• [Extracted records]
········

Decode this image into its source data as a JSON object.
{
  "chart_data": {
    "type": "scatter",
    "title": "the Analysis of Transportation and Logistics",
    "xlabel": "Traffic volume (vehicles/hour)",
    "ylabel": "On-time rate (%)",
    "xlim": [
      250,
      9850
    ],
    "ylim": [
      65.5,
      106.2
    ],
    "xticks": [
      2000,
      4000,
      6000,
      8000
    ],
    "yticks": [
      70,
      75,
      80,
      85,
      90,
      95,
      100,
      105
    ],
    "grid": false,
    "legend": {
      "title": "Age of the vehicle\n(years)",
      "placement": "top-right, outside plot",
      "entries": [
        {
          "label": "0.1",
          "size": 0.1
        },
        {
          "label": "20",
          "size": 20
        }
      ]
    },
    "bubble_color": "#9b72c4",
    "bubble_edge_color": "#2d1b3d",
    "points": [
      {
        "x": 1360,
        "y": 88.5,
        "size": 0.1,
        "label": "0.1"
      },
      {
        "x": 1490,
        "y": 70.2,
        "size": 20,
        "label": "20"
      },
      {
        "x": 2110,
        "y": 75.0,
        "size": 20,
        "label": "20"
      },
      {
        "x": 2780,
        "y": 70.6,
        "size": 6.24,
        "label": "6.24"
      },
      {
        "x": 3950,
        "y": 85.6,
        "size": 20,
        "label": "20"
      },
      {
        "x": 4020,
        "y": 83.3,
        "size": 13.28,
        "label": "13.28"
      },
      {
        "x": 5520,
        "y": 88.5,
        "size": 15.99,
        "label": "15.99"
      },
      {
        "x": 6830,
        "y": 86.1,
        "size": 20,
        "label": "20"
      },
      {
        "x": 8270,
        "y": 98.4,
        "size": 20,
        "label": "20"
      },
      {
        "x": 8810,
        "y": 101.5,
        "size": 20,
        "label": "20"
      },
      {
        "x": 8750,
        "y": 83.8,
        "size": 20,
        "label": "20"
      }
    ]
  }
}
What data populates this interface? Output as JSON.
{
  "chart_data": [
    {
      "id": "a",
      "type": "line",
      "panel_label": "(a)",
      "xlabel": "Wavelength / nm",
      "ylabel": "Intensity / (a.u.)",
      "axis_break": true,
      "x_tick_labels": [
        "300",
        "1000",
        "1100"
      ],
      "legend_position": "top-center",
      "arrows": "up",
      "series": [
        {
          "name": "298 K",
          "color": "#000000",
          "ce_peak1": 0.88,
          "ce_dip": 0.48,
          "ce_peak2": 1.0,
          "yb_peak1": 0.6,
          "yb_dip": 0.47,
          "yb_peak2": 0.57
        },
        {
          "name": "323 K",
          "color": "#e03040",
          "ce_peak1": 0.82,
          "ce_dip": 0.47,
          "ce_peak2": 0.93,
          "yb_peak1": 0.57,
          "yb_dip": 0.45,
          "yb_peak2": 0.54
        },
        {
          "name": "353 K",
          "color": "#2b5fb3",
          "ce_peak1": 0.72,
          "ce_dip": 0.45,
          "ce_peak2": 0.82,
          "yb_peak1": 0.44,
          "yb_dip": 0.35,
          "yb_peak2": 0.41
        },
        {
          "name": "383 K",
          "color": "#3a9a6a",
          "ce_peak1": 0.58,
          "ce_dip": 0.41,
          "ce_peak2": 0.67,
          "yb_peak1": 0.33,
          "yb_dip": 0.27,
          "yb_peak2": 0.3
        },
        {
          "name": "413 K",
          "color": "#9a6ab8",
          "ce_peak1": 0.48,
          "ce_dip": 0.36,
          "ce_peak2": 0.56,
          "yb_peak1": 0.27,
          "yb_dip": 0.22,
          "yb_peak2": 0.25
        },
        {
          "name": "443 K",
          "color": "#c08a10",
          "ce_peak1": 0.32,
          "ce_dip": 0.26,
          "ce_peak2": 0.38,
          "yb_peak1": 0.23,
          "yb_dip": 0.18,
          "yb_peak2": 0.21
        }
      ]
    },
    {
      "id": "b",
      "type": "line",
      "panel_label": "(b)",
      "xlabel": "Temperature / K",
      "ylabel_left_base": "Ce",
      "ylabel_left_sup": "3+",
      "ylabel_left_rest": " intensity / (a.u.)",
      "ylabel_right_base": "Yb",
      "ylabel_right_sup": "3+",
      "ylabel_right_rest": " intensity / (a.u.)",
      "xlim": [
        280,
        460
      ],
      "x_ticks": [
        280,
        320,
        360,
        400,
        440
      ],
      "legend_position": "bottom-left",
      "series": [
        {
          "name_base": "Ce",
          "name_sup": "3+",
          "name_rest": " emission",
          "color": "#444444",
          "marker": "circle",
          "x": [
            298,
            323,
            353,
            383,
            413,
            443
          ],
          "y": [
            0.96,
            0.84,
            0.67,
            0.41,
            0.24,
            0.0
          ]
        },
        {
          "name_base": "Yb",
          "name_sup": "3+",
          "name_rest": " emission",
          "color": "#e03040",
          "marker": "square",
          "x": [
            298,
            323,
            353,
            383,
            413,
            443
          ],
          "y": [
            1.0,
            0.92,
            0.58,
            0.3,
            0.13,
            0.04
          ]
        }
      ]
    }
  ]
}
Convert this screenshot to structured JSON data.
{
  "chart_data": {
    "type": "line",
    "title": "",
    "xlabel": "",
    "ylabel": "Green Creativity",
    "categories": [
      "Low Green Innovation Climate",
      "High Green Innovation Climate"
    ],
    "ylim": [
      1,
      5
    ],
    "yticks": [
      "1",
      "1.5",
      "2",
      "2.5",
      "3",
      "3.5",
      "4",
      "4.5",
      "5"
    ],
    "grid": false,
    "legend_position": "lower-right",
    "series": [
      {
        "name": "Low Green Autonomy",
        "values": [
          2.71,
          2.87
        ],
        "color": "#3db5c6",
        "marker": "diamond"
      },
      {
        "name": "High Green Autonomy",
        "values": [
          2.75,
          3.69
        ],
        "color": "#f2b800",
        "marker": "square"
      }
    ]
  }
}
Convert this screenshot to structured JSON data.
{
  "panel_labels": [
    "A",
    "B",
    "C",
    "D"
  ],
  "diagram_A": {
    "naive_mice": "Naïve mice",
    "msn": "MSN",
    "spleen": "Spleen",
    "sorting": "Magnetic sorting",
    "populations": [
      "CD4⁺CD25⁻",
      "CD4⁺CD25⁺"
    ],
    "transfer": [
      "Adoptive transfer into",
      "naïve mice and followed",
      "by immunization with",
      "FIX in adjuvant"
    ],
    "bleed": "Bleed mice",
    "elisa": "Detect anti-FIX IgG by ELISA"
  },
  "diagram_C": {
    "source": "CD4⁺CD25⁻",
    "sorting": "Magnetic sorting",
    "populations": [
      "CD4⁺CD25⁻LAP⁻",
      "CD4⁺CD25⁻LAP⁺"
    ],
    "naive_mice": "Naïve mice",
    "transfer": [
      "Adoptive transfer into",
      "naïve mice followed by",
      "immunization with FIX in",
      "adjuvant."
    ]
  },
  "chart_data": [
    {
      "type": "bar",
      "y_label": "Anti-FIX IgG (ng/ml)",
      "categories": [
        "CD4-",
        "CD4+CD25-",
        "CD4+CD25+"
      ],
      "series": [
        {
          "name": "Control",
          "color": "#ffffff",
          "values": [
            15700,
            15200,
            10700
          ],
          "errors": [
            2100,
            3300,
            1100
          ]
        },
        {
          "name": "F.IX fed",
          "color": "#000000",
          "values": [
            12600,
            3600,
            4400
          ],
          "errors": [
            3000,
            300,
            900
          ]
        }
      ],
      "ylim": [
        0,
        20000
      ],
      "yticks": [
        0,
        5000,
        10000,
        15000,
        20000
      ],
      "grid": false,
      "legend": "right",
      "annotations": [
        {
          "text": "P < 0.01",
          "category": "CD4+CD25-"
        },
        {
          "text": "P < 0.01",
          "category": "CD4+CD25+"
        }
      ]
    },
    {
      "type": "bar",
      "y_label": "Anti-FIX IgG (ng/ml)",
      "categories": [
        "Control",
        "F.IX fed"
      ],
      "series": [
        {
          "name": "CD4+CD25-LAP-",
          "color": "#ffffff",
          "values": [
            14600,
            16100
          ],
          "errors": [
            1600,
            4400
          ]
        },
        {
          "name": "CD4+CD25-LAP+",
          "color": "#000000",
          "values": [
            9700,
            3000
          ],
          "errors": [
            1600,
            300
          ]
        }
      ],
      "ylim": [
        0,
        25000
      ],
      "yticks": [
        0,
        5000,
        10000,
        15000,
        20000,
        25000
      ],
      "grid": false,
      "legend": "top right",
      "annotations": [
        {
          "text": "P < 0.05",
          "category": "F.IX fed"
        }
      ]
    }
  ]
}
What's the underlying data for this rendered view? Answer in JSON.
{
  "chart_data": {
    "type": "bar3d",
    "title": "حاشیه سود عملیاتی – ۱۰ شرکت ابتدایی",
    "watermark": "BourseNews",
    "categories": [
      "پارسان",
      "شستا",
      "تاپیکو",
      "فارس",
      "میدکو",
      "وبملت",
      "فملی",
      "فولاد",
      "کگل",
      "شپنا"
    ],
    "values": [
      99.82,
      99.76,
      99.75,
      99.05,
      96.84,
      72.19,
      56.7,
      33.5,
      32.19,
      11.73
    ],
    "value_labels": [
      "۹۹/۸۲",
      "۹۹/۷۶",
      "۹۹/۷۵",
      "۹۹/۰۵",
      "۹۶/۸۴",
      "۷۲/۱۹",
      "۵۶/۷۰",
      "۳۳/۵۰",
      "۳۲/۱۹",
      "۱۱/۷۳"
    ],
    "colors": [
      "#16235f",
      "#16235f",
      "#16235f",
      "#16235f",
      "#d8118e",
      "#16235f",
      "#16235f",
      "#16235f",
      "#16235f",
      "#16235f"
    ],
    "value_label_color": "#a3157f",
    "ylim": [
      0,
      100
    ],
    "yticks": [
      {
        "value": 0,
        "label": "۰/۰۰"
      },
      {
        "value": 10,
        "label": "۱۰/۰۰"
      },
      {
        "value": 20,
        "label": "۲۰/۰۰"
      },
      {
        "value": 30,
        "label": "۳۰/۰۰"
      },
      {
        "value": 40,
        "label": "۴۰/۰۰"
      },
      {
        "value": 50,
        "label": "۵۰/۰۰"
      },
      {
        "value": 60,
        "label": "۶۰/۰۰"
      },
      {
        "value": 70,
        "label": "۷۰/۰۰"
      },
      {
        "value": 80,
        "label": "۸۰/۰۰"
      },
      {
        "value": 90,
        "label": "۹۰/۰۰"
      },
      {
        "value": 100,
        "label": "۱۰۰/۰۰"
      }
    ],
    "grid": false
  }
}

········

• [Task to complete] Looking at the data above, how many lines hold the word "mice"? Respond with the number alone.

• [Written solution] 5